Task details
Reproduce the records below exactly as they appear, omitting any pictures they contain.

Dataset records:
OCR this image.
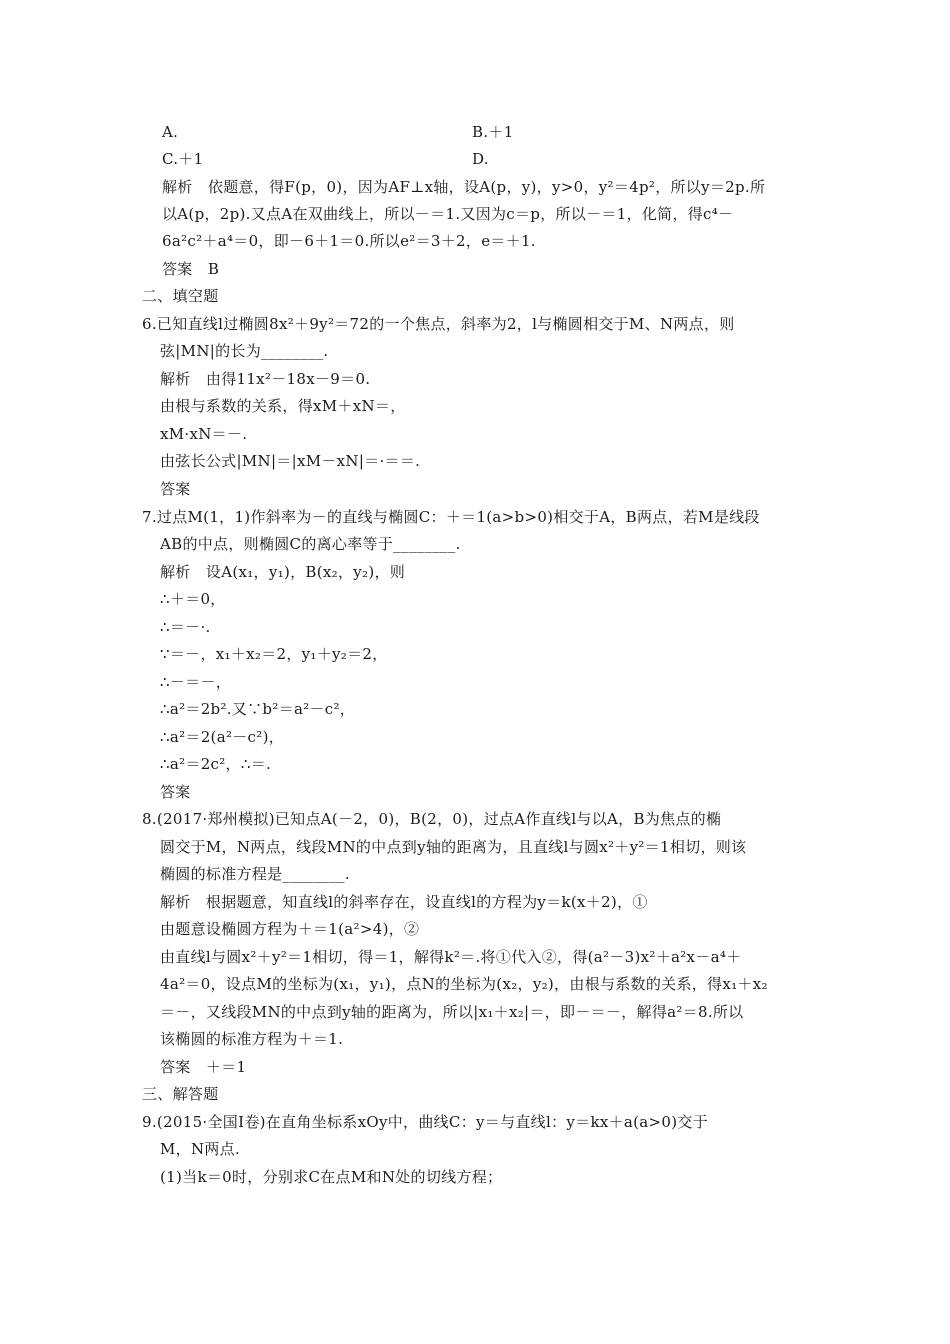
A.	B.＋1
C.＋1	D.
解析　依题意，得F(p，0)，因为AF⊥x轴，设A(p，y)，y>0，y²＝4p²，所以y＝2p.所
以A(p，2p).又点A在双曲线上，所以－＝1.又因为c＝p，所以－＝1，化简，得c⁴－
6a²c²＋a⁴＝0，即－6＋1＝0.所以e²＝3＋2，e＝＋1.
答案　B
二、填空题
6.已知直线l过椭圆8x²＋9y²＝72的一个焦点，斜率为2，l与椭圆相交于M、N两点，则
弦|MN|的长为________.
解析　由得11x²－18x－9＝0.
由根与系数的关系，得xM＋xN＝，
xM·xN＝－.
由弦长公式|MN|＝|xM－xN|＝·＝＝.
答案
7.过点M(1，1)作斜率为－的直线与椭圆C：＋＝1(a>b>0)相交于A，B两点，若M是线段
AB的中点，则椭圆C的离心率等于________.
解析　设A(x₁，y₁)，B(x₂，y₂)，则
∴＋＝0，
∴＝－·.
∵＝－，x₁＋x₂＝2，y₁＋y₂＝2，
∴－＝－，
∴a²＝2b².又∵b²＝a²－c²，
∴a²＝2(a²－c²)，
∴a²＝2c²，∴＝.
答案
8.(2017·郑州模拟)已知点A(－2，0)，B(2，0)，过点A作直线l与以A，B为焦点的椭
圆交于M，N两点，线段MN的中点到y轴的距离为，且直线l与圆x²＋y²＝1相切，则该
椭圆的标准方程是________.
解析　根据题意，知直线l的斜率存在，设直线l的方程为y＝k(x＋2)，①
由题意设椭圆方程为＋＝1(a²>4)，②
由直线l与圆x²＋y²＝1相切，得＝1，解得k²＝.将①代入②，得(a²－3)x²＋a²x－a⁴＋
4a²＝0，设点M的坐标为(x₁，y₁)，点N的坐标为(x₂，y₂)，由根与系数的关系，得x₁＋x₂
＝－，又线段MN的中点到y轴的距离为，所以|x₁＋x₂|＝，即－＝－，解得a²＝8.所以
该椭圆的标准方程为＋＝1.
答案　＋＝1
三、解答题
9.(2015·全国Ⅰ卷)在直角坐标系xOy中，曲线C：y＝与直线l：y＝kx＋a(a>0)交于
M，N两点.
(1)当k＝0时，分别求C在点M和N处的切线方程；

Completed task
OCR this image.
A.	B.＋1
C.＋1	D.
解析　依题意，得F(p，0)，因为AF⊥x轴，设A(p，y)，y>0，y²＝4p²，所以y＝2p.所
以A(p，2p).又点A在双曲线上，所以－＝1.又因为c＝p，所以－＝1，化简，得c⁴－
6a²c²＋a⁴＝0，即－6＋1＝0.所以e²＝3＋2，e＝＋1.
答案　B
二、填空题
6.已知直线l过椭圆8x²＋9y²＝72的一个焦点，斜率为2，l与椭圆相交于M、N两点，则
弦|MN|的长为________.
解析　由得11x²－18x－9＝0.
由根与系数的关系，得xM＋xN＝，
xM·xN＝－.
由弦长公式|MN|＝|xM－xN|＝·＝＝.
答案
7.过点M(1，1)作斜率为－的直线与椭圆C：＋＝1(a>b>0)相交于A，B两点，若M是线段
AB的中点，则椭圆C的离心率等于________.
解析　设A(x₁，y₁)，B(x₂，y₂)，则
∴＋＝0，
∴＝－·.
∵＝－，x₁＋x₂＝2，y₁＋y₂＝2，
∴－＝－，
∴a²＝2b².又∵b²＝a²－c²，
∴a²＝2(a²－c²)，
∴a²＝2c²，∴＝.
答案
8.(2017·郑州模拟)已知点A(－2，0)，B(2，0)，过点A作直线l与以A，B为焦点的椭
圆交于M，N两点，线段MN的中点到y轴的距离为，且直线l与圆x²＋y²＝1相切，则该
椭圆的标准方程是________.
解析　根据题意，知直线l的斜率存在，设直线l的方程为y＝k(x＋2)，①
由题意设椭圆方程为＋＝1(a²>4)，②
由直线l与圆x²＋y²＝1相切，得＝1，解得k²＝.将①代入②，得(a²－3)x²＋a²x－a⁴＋
4a²＝0，设点M的坐标为(x₁，y₁)，点N的坐标为(x₂，y₂)，由根与系数的关系，得x₁＋x₂
＝－，又线段MN的中点到y轴的距离为，所以|x₁＋x₂|＝，即－＝－，解得a²＝8.所以
该椭圆的标准方程为＋＝1.
答案　＋＝1
三、解答题
9.(2015·全国Ⅰ卷)在直角坐标系xOy中，曲线C：y＝与直线l：y＝kx＋a(a>0)交于
M，N两点.
(1)当k＝0时，分别求C在点M和N处的切线方程；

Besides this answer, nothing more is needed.